[Data entries]

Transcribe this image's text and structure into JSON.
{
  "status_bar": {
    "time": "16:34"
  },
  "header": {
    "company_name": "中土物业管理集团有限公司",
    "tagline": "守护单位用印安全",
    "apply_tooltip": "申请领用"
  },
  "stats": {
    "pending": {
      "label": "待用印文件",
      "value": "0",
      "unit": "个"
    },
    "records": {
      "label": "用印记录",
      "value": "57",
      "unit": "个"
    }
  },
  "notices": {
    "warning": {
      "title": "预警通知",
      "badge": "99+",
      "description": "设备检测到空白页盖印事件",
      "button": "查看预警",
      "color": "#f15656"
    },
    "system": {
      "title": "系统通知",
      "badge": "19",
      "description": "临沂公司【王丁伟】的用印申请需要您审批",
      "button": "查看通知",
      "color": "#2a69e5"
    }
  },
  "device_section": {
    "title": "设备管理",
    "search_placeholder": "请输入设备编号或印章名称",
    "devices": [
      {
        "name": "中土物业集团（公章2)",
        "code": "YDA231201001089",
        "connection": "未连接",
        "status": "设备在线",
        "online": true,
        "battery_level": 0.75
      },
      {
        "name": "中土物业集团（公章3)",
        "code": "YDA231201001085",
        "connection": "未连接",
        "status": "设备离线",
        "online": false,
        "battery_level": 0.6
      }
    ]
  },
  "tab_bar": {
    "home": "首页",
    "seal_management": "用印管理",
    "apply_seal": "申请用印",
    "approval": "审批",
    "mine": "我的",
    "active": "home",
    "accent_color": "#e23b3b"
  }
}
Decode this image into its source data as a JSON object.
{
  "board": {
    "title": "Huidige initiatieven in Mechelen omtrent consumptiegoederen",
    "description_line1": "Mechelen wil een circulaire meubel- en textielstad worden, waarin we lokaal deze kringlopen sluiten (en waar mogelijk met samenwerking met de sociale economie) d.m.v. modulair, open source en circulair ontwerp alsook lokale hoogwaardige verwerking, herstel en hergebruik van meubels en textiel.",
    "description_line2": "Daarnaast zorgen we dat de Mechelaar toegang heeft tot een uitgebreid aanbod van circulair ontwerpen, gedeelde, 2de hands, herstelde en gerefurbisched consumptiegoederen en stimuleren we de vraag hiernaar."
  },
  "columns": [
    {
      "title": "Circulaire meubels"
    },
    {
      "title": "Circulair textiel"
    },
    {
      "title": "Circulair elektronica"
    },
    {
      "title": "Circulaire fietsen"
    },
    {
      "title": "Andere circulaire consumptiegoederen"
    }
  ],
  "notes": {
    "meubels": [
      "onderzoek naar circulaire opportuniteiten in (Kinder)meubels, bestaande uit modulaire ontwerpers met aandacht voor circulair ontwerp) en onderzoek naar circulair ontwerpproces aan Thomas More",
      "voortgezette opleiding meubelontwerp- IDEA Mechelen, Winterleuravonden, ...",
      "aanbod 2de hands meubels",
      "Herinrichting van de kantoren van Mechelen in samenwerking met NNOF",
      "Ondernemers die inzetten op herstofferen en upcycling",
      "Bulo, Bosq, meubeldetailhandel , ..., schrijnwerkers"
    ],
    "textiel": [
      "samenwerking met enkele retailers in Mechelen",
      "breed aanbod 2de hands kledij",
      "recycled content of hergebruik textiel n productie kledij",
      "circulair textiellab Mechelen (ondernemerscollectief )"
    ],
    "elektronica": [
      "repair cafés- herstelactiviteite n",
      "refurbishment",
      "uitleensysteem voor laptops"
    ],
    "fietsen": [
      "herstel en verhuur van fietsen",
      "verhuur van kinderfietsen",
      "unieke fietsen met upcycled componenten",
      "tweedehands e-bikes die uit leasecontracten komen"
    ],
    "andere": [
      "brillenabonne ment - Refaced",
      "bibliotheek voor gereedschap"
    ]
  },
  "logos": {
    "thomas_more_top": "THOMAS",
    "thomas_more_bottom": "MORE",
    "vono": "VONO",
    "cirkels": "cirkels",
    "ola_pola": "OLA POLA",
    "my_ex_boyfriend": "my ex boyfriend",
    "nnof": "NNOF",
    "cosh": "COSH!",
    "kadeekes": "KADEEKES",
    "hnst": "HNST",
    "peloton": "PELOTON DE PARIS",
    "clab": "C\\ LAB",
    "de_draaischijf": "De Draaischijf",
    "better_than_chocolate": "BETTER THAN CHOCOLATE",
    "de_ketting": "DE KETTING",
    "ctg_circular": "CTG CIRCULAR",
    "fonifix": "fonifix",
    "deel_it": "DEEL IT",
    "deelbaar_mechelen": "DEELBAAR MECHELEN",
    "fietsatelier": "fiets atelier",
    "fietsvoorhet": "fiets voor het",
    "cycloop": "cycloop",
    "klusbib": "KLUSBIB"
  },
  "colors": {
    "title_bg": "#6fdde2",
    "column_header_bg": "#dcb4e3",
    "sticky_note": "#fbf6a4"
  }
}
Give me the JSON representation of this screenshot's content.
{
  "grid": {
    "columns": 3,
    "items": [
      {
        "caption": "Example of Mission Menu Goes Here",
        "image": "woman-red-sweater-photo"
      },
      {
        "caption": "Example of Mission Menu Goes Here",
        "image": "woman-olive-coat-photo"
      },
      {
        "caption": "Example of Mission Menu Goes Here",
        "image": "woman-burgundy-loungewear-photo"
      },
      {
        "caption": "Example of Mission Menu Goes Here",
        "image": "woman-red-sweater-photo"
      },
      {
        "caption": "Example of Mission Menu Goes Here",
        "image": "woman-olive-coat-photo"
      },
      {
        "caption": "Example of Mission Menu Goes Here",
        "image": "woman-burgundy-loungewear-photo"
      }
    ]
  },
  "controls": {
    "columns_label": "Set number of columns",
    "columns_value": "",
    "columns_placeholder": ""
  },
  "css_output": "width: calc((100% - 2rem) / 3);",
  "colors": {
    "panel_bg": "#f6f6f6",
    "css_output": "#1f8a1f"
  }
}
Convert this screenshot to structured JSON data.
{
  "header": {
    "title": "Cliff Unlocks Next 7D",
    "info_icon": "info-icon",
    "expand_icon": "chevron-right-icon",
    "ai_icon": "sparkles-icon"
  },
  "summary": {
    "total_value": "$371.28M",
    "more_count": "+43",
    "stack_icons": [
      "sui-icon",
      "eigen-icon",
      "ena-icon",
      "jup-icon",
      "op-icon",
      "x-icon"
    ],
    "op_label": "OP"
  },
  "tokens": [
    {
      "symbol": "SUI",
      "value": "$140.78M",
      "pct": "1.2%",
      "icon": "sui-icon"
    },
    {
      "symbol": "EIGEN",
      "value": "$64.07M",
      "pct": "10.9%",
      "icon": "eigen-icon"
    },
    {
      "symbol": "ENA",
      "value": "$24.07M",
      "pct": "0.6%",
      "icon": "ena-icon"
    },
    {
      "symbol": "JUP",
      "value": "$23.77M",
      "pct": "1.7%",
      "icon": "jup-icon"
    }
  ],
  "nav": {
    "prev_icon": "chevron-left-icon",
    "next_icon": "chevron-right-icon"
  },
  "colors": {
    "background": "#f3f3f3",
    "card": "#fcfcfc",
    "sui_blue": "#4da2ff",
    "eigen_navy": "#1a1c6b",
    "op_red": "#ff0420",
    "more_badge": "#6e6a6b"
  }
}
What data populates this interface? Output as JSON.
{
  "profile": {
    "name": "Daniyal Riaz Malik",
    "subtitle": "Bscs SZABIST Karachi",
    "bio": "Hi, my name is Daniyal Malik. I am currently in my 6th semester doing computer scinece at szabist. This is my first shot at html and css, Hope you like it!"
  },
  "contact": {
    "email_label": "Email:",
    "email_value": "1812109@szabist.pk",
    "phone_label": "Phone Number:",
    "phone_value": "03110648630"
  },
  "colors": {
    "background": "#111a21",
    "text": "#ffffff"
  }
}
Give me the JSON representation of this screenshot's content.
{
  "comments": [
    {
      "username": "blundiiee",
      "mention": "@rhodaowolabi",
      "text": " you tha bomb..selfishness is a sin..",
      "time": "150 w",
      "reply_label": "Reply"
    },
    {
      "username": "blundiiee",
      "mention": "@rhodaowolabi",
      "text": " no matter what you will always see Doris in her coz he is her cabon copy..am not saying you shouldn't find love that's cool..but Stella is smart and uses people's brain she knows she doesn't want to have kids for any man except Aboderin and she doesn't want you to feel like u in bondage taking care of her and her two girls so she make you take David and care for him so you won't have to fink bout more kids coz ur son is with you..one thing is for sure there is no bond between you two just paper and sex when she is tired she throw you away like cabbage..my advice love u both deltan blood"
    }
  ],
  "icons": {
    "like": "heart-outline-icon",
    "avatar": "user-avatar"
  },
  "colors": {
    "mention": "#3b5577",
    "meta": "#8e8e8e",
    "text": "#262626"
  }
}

*Goal of the exercise*: What is the number of lines above that hold the string "hergebruik"? Answer with that number alone.

*Reply to the exercise*: 2